## Set task
Output all records precisely as written.

## Data provided
* begin *

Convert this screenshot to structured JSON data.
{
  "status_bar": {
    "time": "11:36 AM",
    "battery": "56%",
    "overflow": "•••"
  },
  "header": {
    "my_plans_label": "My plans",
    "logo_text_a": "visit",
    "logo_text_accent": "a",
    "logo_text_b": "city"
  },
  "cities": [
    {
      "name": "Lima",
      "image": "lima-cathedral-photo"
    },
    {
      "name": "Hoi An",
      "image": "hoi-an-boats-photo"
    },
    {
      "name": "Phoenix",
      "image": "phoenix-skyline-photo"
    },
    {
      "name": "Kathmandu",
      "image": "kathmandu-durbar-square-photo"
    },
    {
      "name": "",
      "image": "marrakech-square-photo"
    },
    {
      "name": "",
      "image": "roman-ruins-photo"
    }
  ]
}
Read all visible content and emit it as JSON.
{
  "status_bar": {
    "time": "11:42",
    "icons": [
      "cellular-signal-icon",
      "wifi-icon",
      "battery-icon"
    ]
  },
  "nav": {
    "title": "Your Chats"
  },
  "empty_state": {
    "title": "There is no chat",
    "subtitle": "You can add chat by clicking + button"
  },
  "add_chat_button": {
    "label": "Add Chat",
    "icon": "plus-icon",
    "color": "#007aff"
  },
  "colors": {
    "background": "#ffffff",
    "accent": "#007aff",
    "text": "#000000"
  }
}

* end *

## Solution for this task
Convert this screenshot to structured JSON data.
{
  "status_bar": {
    "time": "11:36 AM",
    "battery": "56%",
    "overflow": "•••"
  },
  "header": {
    "my_plans_label": "My plans",
    "logo_text_a": "visit",
    "logo_text_accent": "a",
    "logo_text_b": "city"
  },
  "cities": [
    {
      "name": "Lima",
      "image": "lima-cathedral-photo"
    },
    {
      "name": "Hoi An",
      "image": "hoi-an-boats-photo"
    },
    {
      "name": "Phoenix",
      "image": "phoenix-skyline-photo"
    },
    {
      "name": "Kathmandu",
      "image": "kathmandu-durbar-square-photo"
    },
    {
      "name": "",
      "image": "marrakech-square-photo"
    },
    {
      "name": "",
      "image": "roman-ruins-photo"
    }
  ]
}
Read all visible content and emit it as JSON.
{
  "status_bar": {
    "time": "11:42",
    "icons": [
      "cellular-signal-icon",
      "wifi-icon",
      "battery-icon"
    ]
  },
  "nav": {
    "title": "Your Chats"
  },
  "empty_state": {
    "title": "There is no chat",
    "subtitle": "You can add chat by clicking + button"
  },
  "add_chat_button": {
    "label": "Add Chat",
    "icon": "plus-icon",
    "color": "#007aff"
  },
  "colors": {
    "background": "#ffffff",
    "accent": "#007aff",
    "text": "#000000"
  }
}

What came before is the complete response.